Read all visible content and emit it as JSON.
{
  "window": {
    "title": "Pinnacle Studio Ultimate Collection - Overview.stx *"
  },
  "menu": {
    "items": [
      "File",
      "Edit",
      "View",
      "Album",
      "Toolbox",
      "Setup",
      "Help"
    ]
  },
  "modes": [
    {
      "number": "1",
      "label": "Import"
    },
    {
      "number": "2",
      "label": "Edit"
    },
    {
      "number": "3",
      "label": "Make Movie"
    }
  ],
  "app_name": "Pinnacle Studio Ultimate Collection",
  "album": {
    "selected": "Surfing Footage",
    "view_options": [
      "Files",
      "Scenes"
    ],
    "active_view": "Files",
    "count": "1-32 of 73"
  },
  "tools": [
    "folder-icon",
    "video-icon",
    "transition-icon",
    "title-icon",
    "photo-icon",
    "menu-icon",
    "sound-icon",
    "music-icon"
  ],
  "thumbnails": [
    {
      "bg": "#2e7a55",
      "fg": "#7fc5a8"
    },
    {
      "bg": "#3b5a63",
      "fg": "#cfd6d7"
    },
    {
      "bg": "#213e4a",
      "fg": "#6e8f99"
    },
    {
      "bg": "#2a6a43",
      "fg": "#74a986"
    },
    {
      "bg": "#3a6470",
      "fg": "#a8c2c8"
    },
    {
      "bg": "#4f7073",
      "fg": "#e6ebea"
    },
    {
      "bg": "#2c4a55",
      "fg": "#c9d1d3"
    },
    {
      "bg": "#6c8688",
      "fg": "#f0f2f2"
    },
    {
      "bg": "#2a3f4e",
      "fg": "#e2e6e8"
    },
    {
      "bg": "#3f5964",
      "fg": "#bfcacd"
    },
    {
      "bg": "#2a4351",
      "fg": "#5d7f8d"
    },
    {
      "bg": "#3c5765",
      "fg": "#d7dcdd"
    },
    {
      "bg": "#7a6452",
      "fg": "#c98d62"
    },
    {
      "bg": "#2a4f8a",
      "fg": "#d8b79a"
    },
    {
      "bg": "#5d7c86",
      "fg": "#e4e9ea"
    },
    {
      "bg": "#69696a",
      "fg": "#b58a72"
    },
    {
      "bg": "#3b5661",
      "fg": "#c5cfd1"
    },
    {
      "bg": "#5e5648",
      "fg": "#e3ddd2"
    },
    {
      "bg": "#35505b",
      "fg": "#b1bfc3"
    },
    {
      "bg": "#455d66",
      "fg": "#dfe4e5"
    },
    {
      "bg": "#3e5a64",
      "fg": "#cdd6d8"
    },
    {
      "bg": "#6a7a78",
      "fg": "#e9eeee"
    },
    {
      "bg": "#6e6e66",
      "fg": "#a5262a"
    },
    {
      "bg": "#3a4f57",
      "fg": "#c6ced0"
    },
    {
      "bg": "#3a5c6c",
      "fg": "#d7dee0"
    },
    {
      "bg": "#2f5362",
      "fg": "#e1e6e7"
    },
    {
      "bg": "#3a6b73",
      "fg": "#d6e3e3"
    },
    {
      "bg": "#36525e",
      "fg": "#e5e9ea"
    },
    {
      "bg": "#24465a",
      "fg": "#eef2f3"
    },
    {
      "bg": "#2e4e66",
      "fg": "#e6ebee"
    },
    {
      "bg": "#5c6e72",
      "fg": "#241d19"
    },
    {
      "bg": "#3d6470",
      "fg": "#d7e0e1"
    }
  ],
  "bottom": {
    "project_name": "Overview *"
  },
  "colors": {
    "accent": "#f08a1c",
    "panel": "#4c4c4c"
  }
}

++++

**WHAT IS EXPECTED:** From the listing, copy every line where the string "Collection" appears.

**THE ANSWER:**
    "title": "Pinnacle Studio Ultimate Collection - Overview.stx *"
  "app_name": "Pinnacle Studio Ultimate Collection",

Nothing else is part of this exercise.